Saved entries

+===+

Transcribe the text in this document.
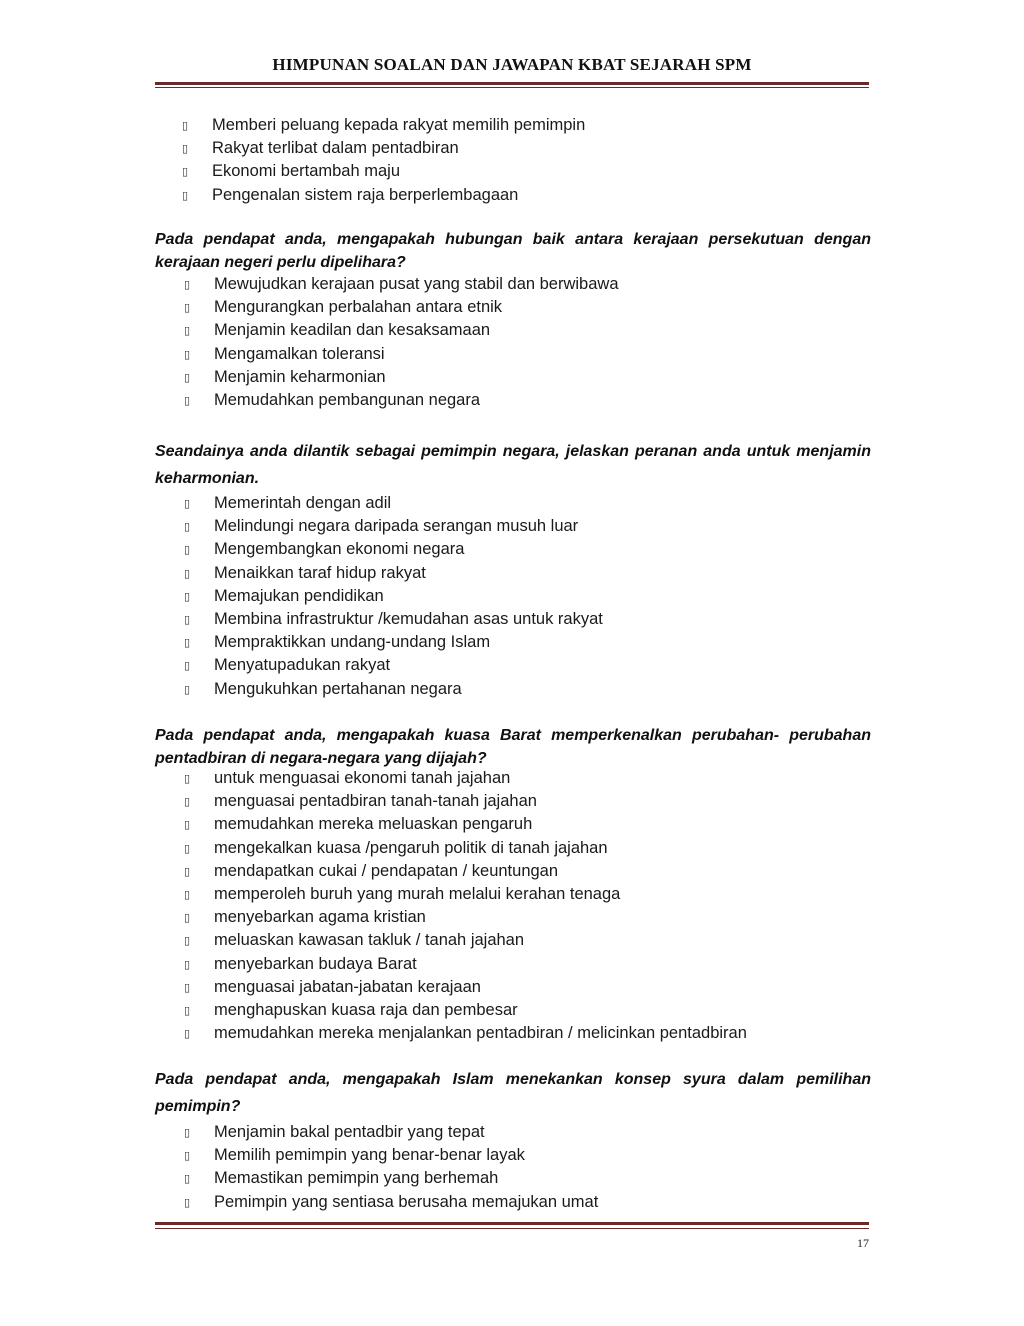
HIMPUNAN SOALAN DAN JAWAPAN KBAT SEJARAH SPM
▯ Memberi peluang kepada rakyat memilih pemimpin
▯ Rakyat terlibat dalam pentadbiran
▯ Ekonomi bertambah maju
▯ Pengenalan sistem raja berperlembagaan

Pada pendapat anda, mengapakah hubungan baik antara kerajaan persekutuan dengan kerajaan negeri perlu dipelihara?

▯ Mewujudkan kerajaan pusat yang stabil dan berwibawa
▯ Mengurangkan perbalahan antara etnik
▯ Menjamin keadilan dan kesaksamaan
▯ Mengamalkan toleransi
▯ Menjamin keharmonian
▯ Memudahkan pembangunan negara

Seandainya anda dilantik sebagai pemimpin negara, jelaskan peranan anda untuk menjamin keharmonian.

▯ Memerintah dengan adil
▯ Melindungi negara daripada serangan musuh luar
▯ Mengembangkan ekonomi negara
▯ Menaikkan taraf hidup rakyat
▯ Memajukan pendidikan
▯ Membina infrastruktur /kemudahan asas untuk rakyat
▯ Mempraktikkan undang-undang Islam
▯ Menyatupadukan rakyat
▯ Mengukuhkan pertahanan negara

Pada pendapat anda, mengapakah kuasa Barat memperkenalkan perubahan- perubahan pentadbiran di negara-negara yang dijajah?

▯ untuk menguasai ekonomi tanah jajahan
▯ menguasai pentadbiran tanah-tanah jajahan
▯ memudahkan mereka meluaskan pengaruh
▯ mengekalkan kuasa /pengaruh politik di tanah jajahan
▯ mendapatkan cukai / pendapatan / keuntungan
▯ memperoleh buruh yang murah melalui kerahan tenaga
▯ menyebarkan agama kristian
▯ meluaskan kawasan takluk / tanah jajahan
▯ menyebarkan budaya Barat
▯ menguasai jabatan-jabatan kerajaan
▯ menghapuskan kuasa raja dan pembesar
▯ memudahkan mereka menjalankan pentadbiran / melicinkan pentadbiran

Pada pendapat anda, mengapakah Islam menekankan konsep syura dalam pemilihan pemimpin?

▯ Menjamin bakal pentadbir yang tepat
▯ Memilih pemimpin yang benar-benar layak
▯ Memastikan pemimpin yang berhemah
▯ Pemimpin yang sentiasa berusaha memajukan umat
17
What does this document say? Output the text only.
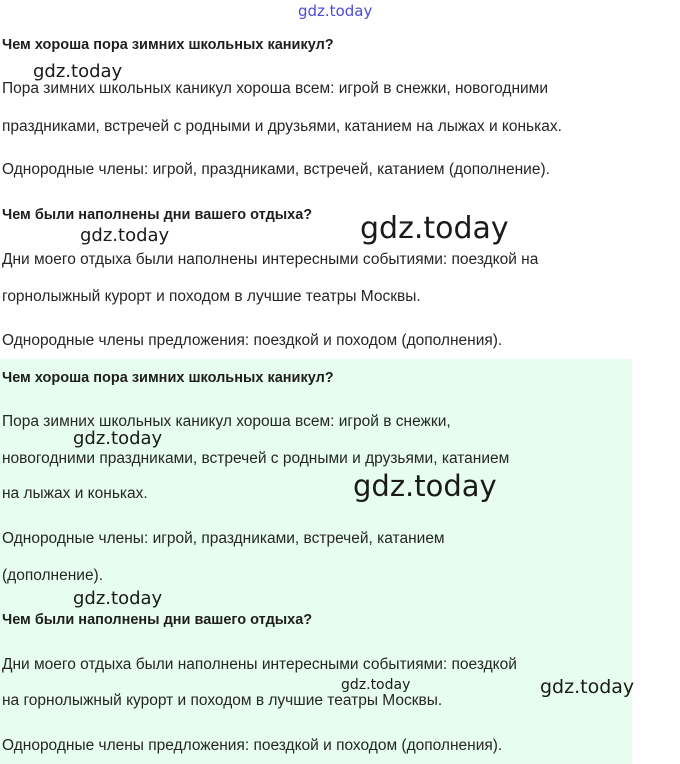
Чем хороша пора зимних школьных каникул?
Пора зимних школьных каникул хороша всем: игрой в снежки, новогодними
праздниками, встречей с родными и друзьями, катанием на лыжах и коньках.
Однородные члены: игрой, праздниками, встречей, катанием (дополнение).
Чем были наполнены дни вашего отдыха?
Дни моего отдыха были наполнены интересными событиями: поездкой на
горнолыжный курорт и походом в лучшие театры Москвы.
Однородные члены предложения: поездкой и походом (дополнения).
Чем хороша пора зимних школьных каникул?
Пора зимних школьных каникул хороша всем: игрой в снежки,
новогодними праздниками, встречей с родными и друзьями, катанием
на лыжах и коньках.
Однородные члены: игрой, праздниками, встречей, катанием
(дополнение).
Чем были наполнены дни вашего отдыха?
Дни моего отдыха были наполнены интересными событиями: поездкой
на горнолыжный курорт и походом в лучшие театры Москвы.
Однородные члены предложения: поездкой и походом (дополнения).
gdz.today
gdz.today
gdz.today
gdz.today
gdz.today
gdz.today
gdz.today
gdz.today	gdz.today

+===+

◆ **Request**
Go through the material and copy out every line with "negara" in it.

◆ **Result for this task**
▯ Memudahkan pembangunan negara
Seandainya anda dilantik sebagai pemimpin negara, jelaskan peranan anda untuk menjamin keharmonian.
▯ Melindungi negara daripada serangan musuh luar
▯ Mengembangkan ekonomi negara
▯ Mengukuhkan pertahanan negara
Pada pendapat anda, mengapakah kuasa Barat memperkenalkan perubahan- perubahan pentadbiran di negara-negara yang dijajah?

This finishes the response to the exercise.